Requirements:
Wherever a line below holds the word "name", copy that line.

Input data:
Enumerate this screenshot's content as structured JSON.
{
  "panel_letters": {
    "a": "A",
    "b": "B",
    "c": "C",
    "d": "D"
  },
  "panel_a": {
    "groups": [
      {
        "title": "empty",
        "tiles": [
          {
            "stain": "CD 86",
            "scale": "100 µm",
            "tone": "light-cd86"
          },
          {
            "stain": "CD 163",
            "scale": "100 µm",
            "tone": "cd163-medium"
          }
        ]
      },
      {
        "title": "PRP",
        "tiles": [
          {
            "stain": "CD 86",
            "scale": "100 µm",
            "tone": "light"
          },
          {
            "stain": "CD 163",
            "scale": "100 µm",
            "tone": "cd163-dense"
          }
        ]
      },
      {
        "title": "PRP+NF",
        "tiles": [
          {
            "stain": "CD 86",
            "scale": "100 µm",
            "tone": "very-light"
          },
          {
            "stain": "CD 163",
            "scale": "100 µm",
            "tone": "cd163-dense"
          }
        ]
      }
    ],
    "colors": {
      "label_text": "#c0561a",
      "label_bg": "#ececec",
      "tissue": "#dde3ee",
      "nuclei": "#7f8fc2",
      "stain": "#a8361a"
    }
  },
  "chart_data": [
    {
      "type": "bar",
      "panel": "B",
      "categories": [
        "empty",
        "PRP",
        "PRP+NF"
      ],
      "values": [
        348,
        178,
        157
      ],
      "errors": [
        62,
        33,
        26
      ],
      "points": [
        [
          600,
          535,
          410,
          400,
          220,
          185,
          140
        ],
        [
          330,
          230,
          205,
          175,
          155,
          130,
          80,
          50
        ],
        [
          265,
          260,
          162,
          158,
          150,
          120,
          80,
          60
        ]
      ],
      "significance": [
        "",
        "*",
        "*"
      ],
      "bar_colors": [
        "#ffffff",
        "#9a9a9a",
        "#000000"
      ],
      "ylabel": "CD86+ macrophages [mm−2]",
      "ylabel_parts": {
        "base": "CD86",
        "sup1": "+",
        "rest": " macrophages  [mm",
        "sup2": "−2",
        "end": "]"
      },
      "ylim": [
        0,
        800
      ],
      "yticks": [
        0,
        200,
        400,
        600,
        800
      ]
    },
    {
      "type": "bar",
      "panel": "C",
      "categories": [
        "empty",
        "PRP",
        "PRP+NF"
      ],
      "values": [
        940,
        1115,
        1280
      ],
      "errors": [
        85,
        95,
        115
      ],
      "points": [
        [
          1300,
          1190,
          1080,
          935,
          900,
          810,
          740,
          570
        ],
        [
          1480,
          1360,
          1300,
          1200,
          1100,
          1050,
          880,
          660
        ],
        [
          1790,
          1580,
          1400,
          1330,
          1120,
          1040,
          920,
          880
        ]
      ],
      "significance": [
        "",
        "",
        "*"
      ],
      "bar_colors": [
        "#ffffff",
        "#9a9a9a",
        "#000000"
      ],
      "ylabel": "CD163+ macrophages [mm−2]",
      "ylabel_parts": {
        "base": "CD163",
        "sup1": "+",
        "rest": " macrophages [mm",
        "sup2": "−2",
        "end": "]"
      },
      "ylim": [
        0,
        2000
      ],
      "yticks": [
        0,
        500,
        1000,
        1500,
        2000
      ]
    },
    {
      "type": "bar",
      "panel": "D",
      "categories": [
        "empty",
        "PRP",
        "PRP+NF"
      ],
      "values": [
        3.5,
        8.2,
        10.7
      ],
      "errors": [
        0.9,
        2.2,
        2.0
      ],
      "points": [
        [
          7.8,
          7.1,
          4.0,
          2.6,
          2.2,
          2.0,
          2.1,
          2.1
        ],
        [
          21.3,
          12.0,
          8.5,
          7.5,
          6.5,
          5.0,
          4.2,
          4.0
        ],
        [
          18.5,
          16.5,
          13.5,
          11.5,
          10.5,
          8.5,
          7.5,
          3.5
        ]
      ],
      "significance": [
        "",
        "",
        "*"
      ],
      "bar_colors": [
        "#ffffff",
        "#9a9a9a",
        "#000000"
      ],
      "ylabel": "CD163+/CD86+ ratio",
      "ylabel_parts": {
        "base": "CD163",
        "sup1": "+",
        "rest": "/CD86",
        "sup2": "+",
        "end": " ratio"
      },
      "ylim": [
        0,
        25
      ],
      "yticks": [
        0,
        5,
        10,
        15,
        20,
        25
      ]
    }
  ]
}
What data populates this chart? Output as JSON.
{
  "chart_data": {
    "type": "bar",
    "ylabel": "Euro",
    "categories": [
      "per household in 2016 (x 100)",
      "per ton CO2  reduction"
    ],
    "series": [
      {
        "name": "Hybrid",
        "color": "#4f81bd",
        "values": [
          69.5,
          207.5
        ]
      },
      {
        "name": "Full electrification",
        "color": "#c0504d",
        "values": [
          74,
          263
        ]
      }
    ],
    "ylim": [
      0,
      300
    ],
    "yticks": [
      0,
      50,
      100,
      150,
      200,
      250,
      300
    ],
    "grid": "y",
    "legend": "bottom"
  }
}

Result below:
        "name": "Hybrid",
        "name": "Full electrification",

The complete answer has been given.